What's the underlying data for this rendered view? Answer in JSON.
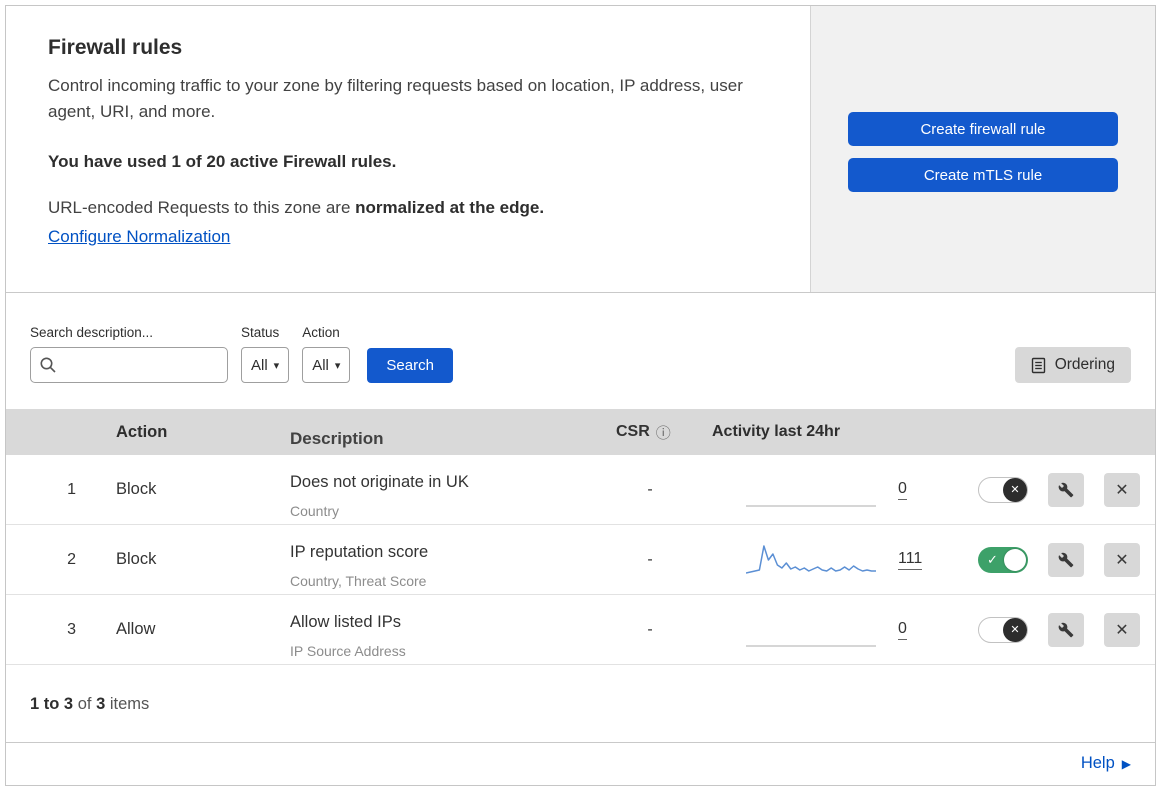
{
  "colors": {
    "primary_button": "#1359cd",
    "link": "#0051c3",
    "toggle_on": "#3da169",
    "sparkline": "#5b8fd4",
    "sparkline_flat": "#c9c9c9"
  },
  "icons": {
    "check": "✓",
    "x": "✕",
    "caret_down": "▾",
    "info": "ⓘ",
    "help_arrow": "▶"
  },
  "header": {
    "title": "Firewall rules",
    "description": "Control incoming traffic to your zone by filtering requests based on location, IP address, user agent, URI, and more.",
    "usage_note": "You have used 1 of 20 active Firewall rules.",
    "normalization_prefix": "URL-encoded Requests to this zone are ",
    "normalization_bold": "normalized at the edge.",
    "normalization_link": "Configure Normalization",
    "create_firewall_button": "Create firewall rule",
    "create_mtls_button": "Create mTLS rule"
  },
  "filters": {
    "search_label": "Search description...",
    "status_label": "Status",
    "status_value": "All",
    "action_label": "Action",
    "action_value": "All",
    "search_button": "Search",
    "ordering_button": "Ordering"
  },
  "table": {
    "headers": {
      "action": "Action",
      "description": "Description",
      "csr": "CSR",
      "activity": "Activity last 24hr"
    },
    "rows": [
      {
        "index": "1",
        "action": "Block",
        "description": "Does not originate in UK",
        "criteria": "Country",
        "csr": "-",
        "activity_count": "0",
        "enabled": false,
        "sparkline": [
          0,
          0,
          0,
          0,
          0,
          0,
          0,
          0,
          0,
          0,
          0,
          0,
          0,
          0,
          0,
          0,
          0,
          0,
          0,
          0
        ]
      },
      {
        "index": "2",
        "action": "Block",
        "description": "IP reputation score",
        "criteria": "Country, Threat Score",
        "csr": "-",
        "activity_count": "111",
        "enabled": true,
        "sparkline": [
          3,
          4,
          5,
          6,
          30,
          16,
          22,
          11,
          8,
          13,
          7,
          9,
          6,
          8,
          5,
          7,
          9,
          6,
          5,
          8,
          5,
          6,
          9,
          6,
          10,
          7,
          5,
          6,
          5,
          5
        ]
      },
      {
        "index": "3",
        "action": "Allow",
        "description": "Allow listed IPs",
        "criteria": "IP Source Address",
        "csr": "-",
        "activity_count": "0",
        "enabled": false,
        "sparkline": [
          0,
          0,
          0,
          0,
          0,
          0,
          0,
          0,
          0,
          0,
          0,
          0,
          0,
          0,
          0,
          0,
          0,
          0,
          0,
          0
        ]
      }
    ]
  },
  "footer": {
    "range": "1 to 3",
    "of_text": "of",
    "total": "3",
    "items_text": "items"
  },
  "help_label": "Help"
}
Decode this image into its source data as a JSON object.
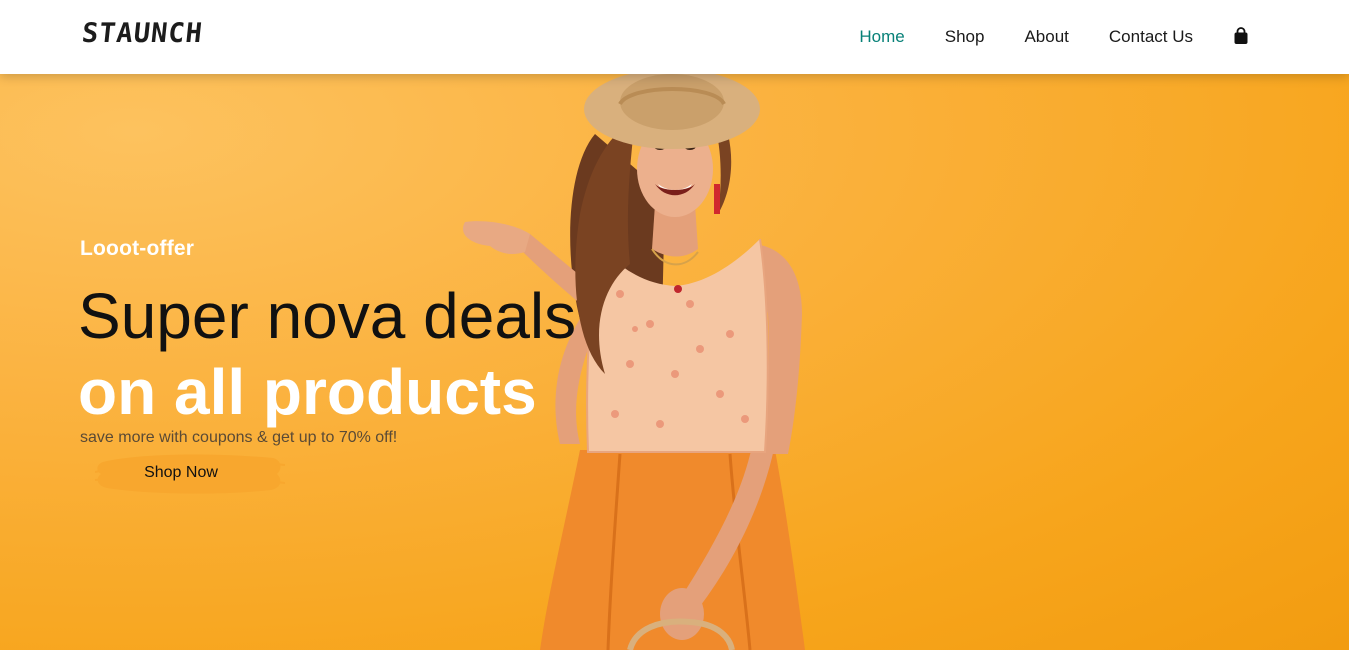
{
  "header": {
    "logo": "STAUNCH",
    "nav": {
      "home": "Home",
      "shop": "Shop",
      "about": "About",
      "contact": "Contact Us"
    },
    "cart_icon": "shopping-bag-icon",
    "active_color": "#088178"
  },
  "hero": {
    "subtitle": "Looot-offer",
    "headline_line1": "Super nova deals",
    "headline_line2": "on all products",
    "tagline": "save more with coupons & get up to 70% off!",
    "button_label": "Shop Now",
    "background_color": "#f7a51c"
  }
}
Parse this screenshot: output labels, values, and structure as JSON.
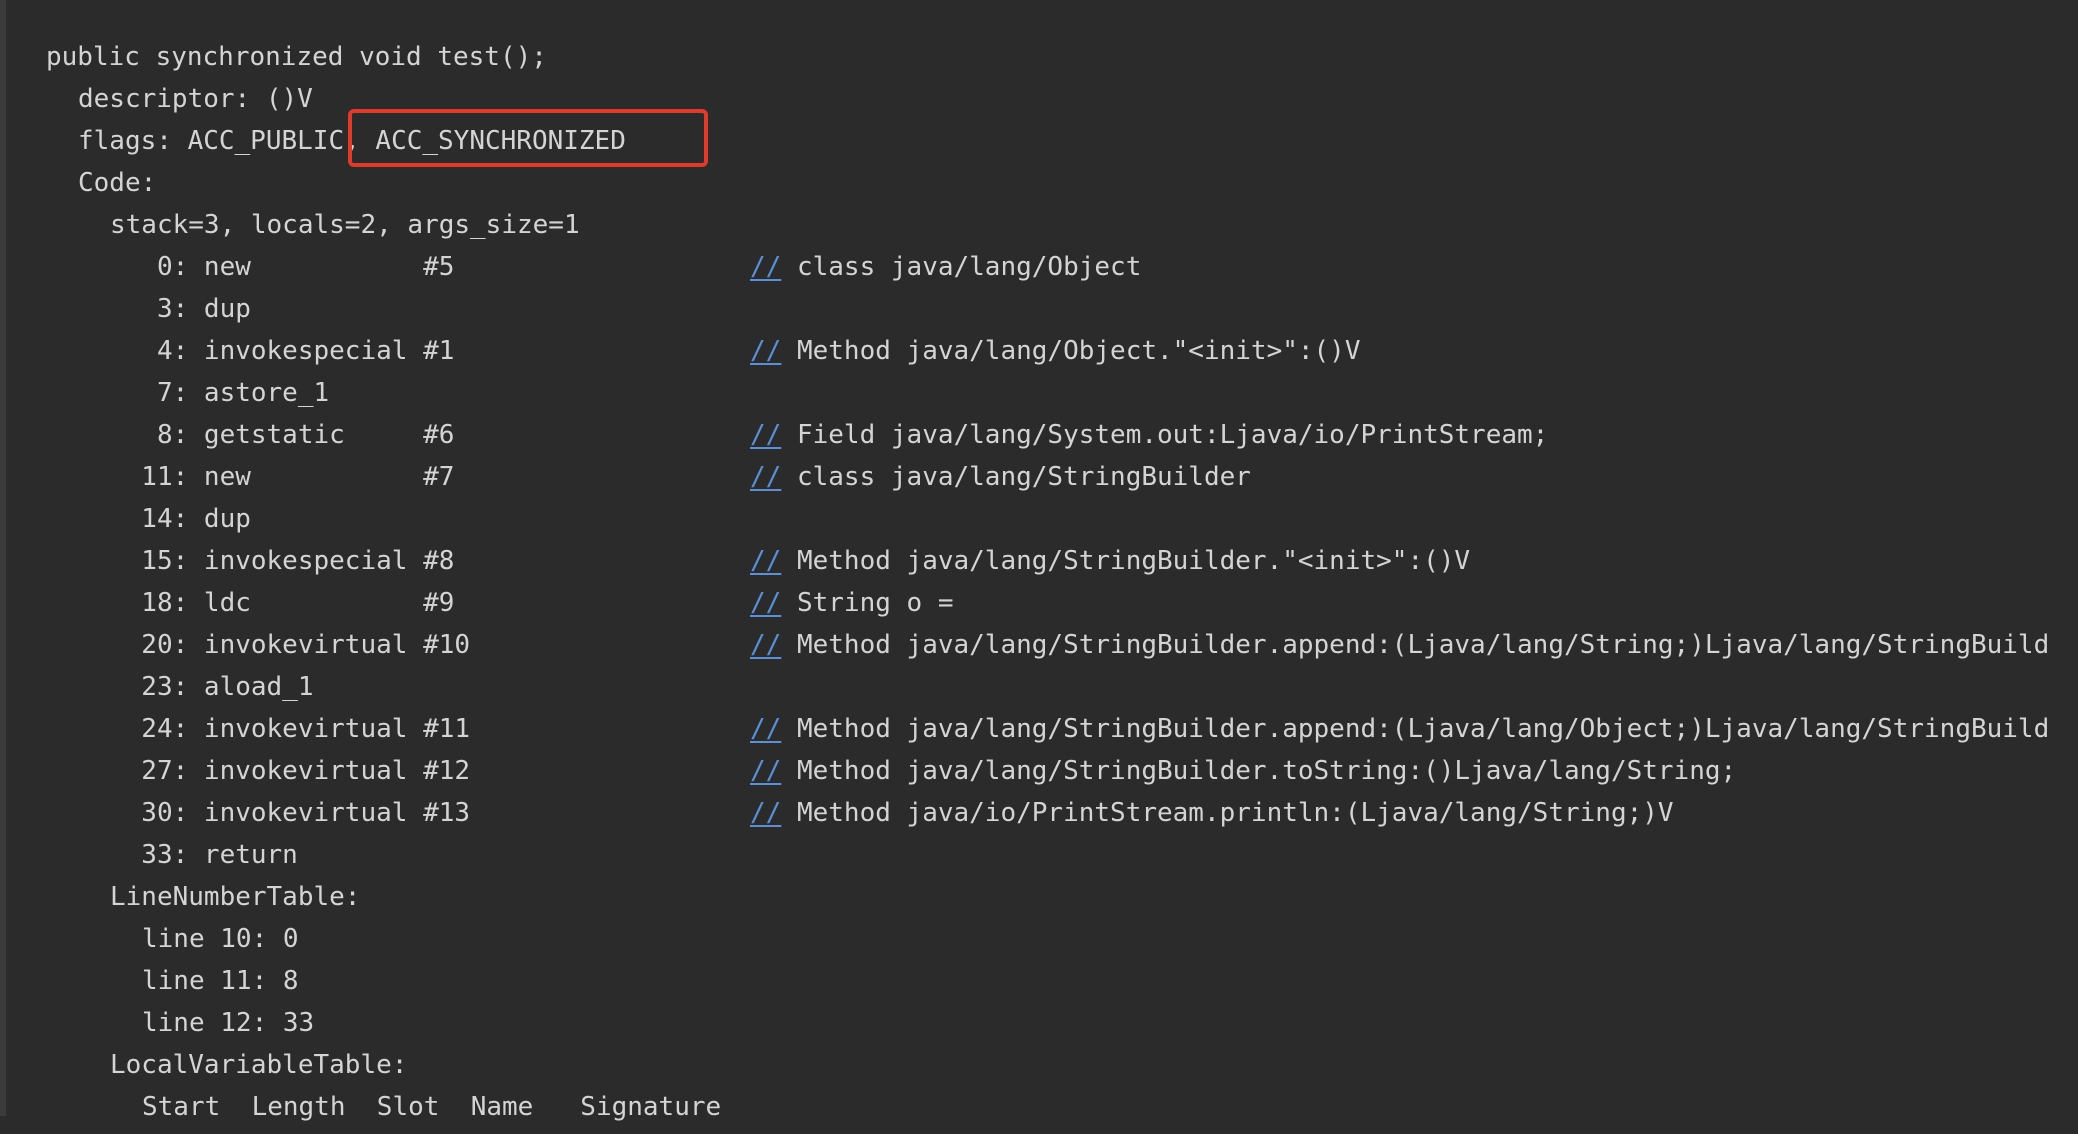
{
  "header": {
    "signature": "public synchronized void test();",
    "descriptor": "descriptor: ()V",
    "flags": "flags: ACC_PUBLIC, ACC_SYNCHRONIZED",
    "code_label": "Code:",
    "stack_info": "stack=3, locals=2, args_size=1"
  },
  "instructions": [
    {
      "text": "   0: new           #5",
      "comment": "class java/lang/Object"
    },
    {
      "text": "   3: dup",
      "comment": ""
    },
    {
      "text": "   4: invokespecial #1",
      "comment": "Method java/lang/Object.\"<init>\":()V"
    },
    {
      "text": "   7: astore_1",
      "comment": ""
    },
    {
      "text": "   8: getstatic     #6",
      "comment": "Field java/lang/System.out:Ljava/io/PrintStream;"
    },
    {
      "text": "  11: new           #7",
      "comment": "class java/lang/StringBuilder"
    },
    {
      "text": "  14: dup",
      "comment": ""
    },
    {
      "text": "  15: invokespecial #8",
      "comment": "Method java/lang/StringBuilder.\"<init>\":()V"
    },
    {
      "text": "  18: ldc           #9",
      "comment": "String o ="
    },
    {
      "text": "  20: invokevirtual #10",
      "comment": "Method java/lang/StringBuilder.append:(Ljava/lang/String;)Ljava/lang/StringBuild"
    },
    {
      "text": "  23: aload_1",
      "comment": ""
    },
    {
      "text": "  24: invokevirtual #11",
      "comment": "Method java/lang/StringBuilder.append:(Ljava/lang/Object;)Ljava/lang/StringBuild"
    },
    {
      "text": "  27: invokevirtual #12",
      "comment": "Method java/lang/StringBuilder.toString:()Ljava/lang/String;"
    },
    {
      "text": "  30: invokevirtual #13",
      "comment": "Method java/io/PrintStream.println:(Ljava/lang/String;)V"
    },
    {
      "text": "  33: return",
      "comment": ""
    }
  ],
  "comment_prefix": "//",
  "line_number_table": {
    "label": "LineNumberTable:",
    "rows": [
      "line 10: 0",
      "line 11: 8",
      "line 12: 33"
    ]
  },
  "local_variable_table": {
    "label": "LocalVariableTable:",
    "header": "Start  Length  Slot  Name   Signature"
  },
  "colors": {
    "background": "#2b2b2b",
    "text": "#d4d4d4",
    "comment_slashes": "#5c8fd6",
    "highlight_border": "#e03a2a"
  }
}
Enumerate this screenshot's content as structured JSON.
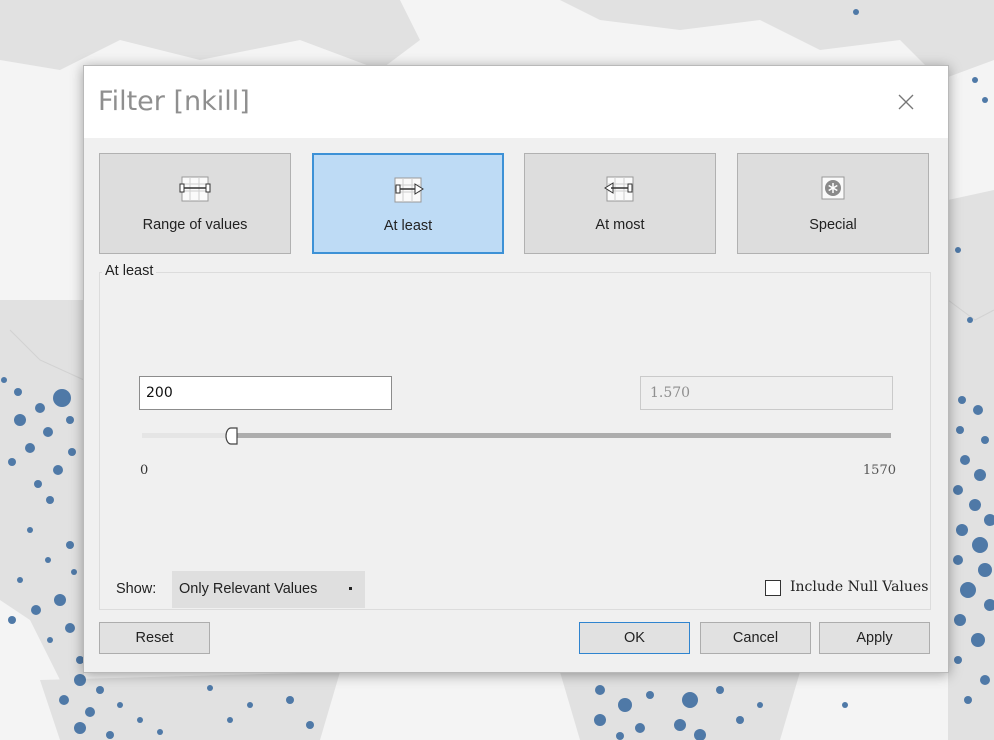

● **What you should do**: Each entry above is to be written out again unchanged, apart from the pictures, which are left out.

● **Finished task**:
What's the underlying data for this rendered view? Answer in JSON.
{
  "colors": {
    "primary_button": "#1359cd",
    "link": "#0051c3",
    "toggle_on": "#3da169",
    "sparkline": "#5b8fd4",
    "sparkline_flat": "#c9c9c9"
  },
  "icons": {
    "check": "✓",
    "x": "✕",
    "caret_down": "▾",
    "info": "ⓘ",
    "help_arrow": "▶"
  },
  "header": {
    "title": "Firewall rules",
    "description": "Control incoming traffic to your zone by filtering requests based on location, IP address, user agent, URI, and more.",
    "usage_note": "You have used 1 of 20 active Firewall rules.",
    "normalization_prefix": "URL-encoded Requests to this zone are ",
    "normalization_bold": "normalized at the edge.",
    "normalization_link": "Configure Normalization",
    "create_firewall_button": "Create firewall rule",
    "create_mtls_button": "Create mTLS rule"
  },
  "filters": {
    "search_label": "Search description...",
    "status_label": "Status",
    "status_value": "All",
    "action_label": "Action",
    "action_value": "All",
    "search_button": "Search",
    "ordering_button": "Ordering"
  },
  "table": {
    "headers": {
      "action": "Action",
      "description": "Description",
      "csr": "CSR",
      "activity": "Activity last 24hr"
    },
    "rows": [
      {
        "index": "1",
        "action": "Block",
        "description": "Does not originate in UK",
        "criteria": "Country",
        "csr": "-",
        "activity_count": "0",
        "enabled": false,
        "sparkline": [
          0,
          0,
          0,
          0,
          0,
          0,
          0,
          0,
          0,
          0,
          0,
          0,
          0,
          0,
          0,
          0,
          0,
          0,
          0,
          0
        ]
      },
      {
        "index": "2",
        "action": "Block",
        "description": "IP reputation score",
        "criteria": "Country, Threat Score",
        "csr": "-",
        "activity_count": "111",
        "enabled": true,
        "sparkline": [
          3,
          4,
          5,
          6,
          30,
          16,
          22,
          11,
          8,
          13,
          7,
          9,
          6,
          8,
          5,
          7,
          9,
          6,
          5,
          8,
          5,
          6,
          9,
          6,
          10,
          7,
          5,
          6,
          5,
          5
        ]
      },
      {
        "index": "3",
        "action": "Allow",
        "description": "Allow listed IPs",
        "criteria": "IP Source Address",
        "csr": "-",
        "activity_count": "0",
        "enabled": false,
        "sparkline": [
          0,
          0,
          0,
          0,
          0,
          0,
          0,
          0,
          0,
          0,
          0,
          0,
          0,
          0,
          0,
          0,
          0,
          0,
          0,
          0
        ]
      }
    ]
  },
  "footer": {
    "range": "1 to 3",
    "of_text": "of",
    "total": "3",
    "items_text": "items"
  },
  "help_label": "Help"
}
Decode this image into its source data as a JSON object.
{
  "header": {
    "logo": "STAUNCH",
    "nav": {
      "home": "Home",
      "shop": "Shop",
      "about": "About",
      "contact": "Contact Us"
    },
    "cart_icon": "shopping-bag-icon",
    "active_color": "#088178"
  },
  "hero": {
    "subtitle": "Looot-offer",
    "headline_line1": "Super nova deals",
    "headline_line2": "on all products",
    "tagline": "save more with coupons & get up to 70% off!",
    "button_label": "Shop Now",
    "background_color": "#f7a51c"
  }
}
Parse this screenshot: output labels, values, and structure as JSON.
{
  "header": {
    "signature": "public synchronized void test();",
    "descriptor": "descriptor: ()V",
    "flags": "flags: ACC_PUBLIC, ACC_SYNCHRONIZED",
    "code_label": "Code:",
    "stack_info": "stack=3, locals=2, args_size=1"
  },
  "instructions": [
    {
      "text": "   0: new           #5",
      "comment": "class java/lang/Object"
    },
    {
      "text": "   3: dup",
      "comment": ""
    },
    {
      "text": "   4: invokespecial #1",
      "comment": "Method java/lang/Object.\"<init>\":()V"
    },
    {
      "text": "   7: astore_1",
      "comment": ""
    },
    {
      "text": "   8: getstatic     #6",
      "comment": "Field java/lang/System.out:Ljava/io/PrintStream;"
    },
    {
      "text": "  11: new           #7",
      "comment": "class java/lang/StringBuilder"
    },
    {
      "text": "  14: dup",
      "comment": ""
    },
    {
      "text": "  15: invokespecial #8",
      "comment": "Method java/lang/StringBuilder.\"<init>\":()V"
    },
    {
      "text": "  18: ldc           #9",
      "comment": "String o ="
    },
    {
      "text": "  20: invokevirtual #10",
      "comment": "Method java/lang/StringBuilder.append:(Ljava/lang/String;)Ljava/lang/StringBuild"
    },
    {
      "text": "  23: aload_1",
      "comment": ""
    },
    {
      "text": "  24: invokevirtual #11",
      "comment": "Method java/lang/StringBuilder.append:(Ljava/lang/Object;)Ljava/lang/StringBuild"
    },
    {
      "text": "  27: invokevirtual #12",
      "comment": "Method java/lang/StringBuilder.toString:()Ljava/lang/String;"
    },
    {
      "text": "  30: invokevirtual #13",
      "comment": "Method java/io/PrintStream.println:(Ljava/lang/String;)V"
    },
    {
      "text": "  33: return",
      "comment": ""
    }
  ],
  "comment_prefix": "//",
  "line_number_table": {
    "label": "LineNumberTable:",
    "rows": [
      "line 10: 0",
      "line 11: 8",
      "line 12: 33"
    ]
  },
  "local_variable_table": {
    "label": "LocalVariableTable:",
    "header": "Start  Length  Slot  Name   Signature"
  },
  "colors": {
    "background": "#2b2b2b",
    "text": "#d4d4d4",
    "comment_slashes": "#5c8fd6",
    "highlight_border": "#e03a2a"
  }
}
Enumerate this screenshot's content as structured JSON.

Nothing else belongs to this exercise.